GIVEN REQUEST: Skip the images and copy each record exactly as written.

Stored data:
## begin
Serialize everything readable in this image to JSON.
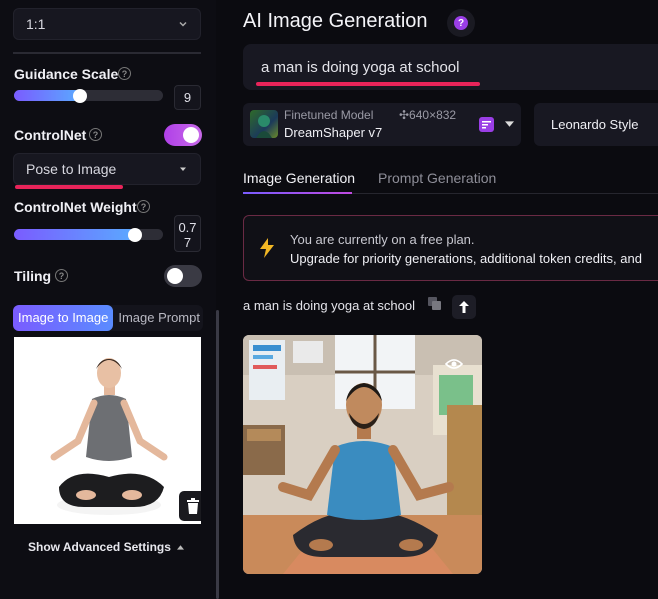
{
  "sidebar": {
    "aspect_select": {
      "value": "1:1"
    },
    "guidance_scale": {
      "label": "Guidance Scale",
      "value": "9",
      "level_fraction": 0.4
    },
    "controlnet": {
      "label": "ControlNet",
      "enabled": true,
      "mode_value": "Pose to Image"
    },
    "controlnet_weight": {
      "label": "ControlNet Weight",
      "value_line1": "0.7",
      "value_line2": "7",
      "level_fraction": 0.77
    },
    "tiling": {
      "label": "Tiling",
      "enabled": false
    },
    "image_tabs": [
      {
        "label": "Image to Image",
        "active": true
      },
      {
        "label": "Image Prompt",
        "active": false
      }
    ],
    "advanced_settings": {
      "label": "Show Advanced Settings"
    }
  },
  "main": {
    "title": "AI Image Generation",
    "help_glyph": "?",
    "prompt": {
      "value": "a man is doing yoga at school"
    },
    "model": {
      "caption": "Finetuned Model",
      "name": "DreamShaper v7",
      "dimensions": "✣640×832"
    },
    "style": {
      "value": "Leonardo Style"
    },
    "tabs": [
      {
        "label": "Image Generation",
        "active": true
      },
      {
        "label": "Prompt Generation",
        "active": false
      }
    ],
    "banner": {
      "line1": "You are currently on a free plan.",
      "line2": "Upgrade for priority generations, additional token credits, and"
    },
    "generation": {
      "prompt_text": "a man is doing yoga at school"
    }
  },
  "colors": {
    "accent_gradient_start": "#7a5cff",
    "accent_gradient_end": "#5aa9ff",
    "highlight_red": "#e8245a",
    "toggle_on": "#b040e8"
  }
}
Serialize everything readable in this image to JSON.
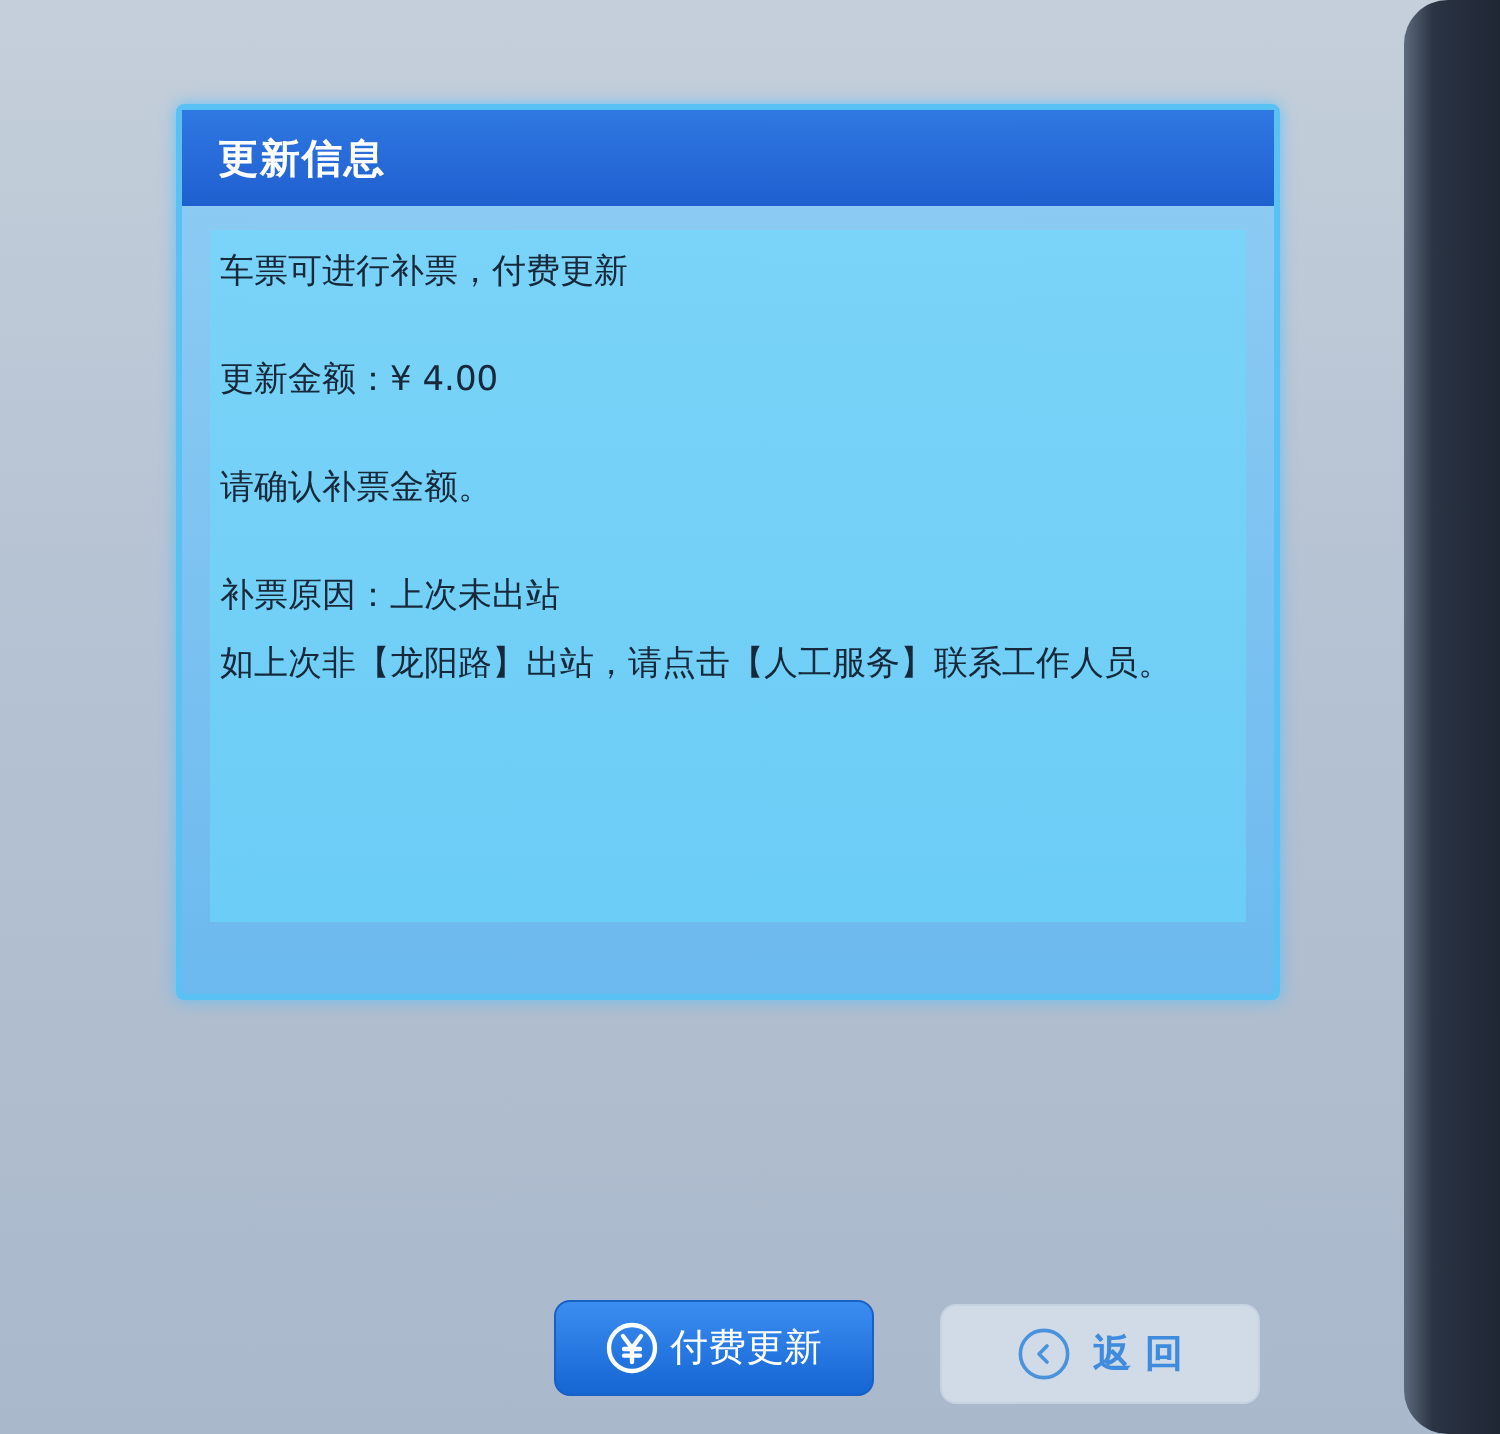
{
  "dialog": {
    "title": "更新信息",
    "paragraphs": [
      {
        "lines": [
          "车票可进行补票，付费更新"
        ]
      },
      {
        "lines": [
          "更新金额：¥ 4.00"
        ]
      },
      {
        "lines": [
          "请确认补票金额。"
        ]
      },
      {
        "lines": [
          "补票原因：上次未出站",
          "如上次非【龙阳路】出站，请点击【人工服务】联系工作人员。"
        ]
      }
    ]
  },
  "buttons": [
    {
      "kind": "primary",
      "label": "付费更新"
    },
    {
      "kind": "secondary",
      "label": "返 回"
    }
  ]
}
## end
PROBLEM SOLUTION:
Serialize everything readable in this image to JSON.
{
  "sidebar": {
    "aspect_select": {
      "value": "1:1"
    },
    "guidance_scale": {
      "label": "Guidance Scale",
      "value": "9",
      "level_fraction": 0.4
    },
    "controlnet": {
      "label": "ControlNet",
      "enabled": true,
      "mode_value": "Pose to Image"
    },
    "controlnet_weight": {
      "label": "ControlNet Weight",
      "value_line1": "0.7",
      "value_line2": "7",
      "level_fraction": 0.77
    },
    "tiling": {
      "label": "Tiling",
      "enabled": false
    },
    "image_tabs": [
      {
        "label": "Image to Image",
        "active": true
      },
      {
        "label": "Image Prompt",
        "active": false
      }
    ],
    "advanced_settings": {
      "label": "Show Advanced Settings"
    }
  },
  "main": {
    "title": "AI Image Generation",
    "help_glyph": "?",
    "prompt": {
      "value": "a man is doing yoga at school"
    },
    "model": {
      "caption": "Finetuned Model",
      "name": "DreamShaper v7",
      "dimensions": "✣640×832"
    },
    "style": {
      "value": "Leonardo Style"
    },
    "tabs": [
      {
        "label": "Image Generation",
        "active": true
      },
      {
        "label": "Prompt Generation",
        "active": false
      }
    ],
    "banner": {
      "line1": "You are currently on a free plan.",
      "line2": "Upgrade for priority generations, additional token credits, and"
    },
    "generation": {
      "prompt_text": "a man is doing yoga at school"
    }
  },
  "colors": {
    "accent_gradient_start": "#7a5cff",
    "accent_gradient_end": "#5aa9ff",
    "highlight_red": "#e8245a",
    "toggle_on": "#b040e8"
  }
}
Serialize everything readable in this image to JSON.
{
  "dialog": {
    "title": "更新信息",
    "paragraphs": [
      {
        "lines": [
          "车票可进行补票，付费更新"
        ]
      },
      {
        "lines": [
          "更新金额：¥ 4.00"
        ]
      },
      {
        "lines": [
          "请确认补票金额。"
        ]
      },
      {
        "lines": [
          "补票原因：上次未出站",
          "如上次非【龙阳路】出站，请点击【人工服务】联系工作人员。"
        ]
      }
    ]
  },
  "buttons": [
    {
      "kind": "primary",
      "label": "付费更新"
    },
    {
      "kind": "secondary",
      "label": "返 回"
    }
  ]
}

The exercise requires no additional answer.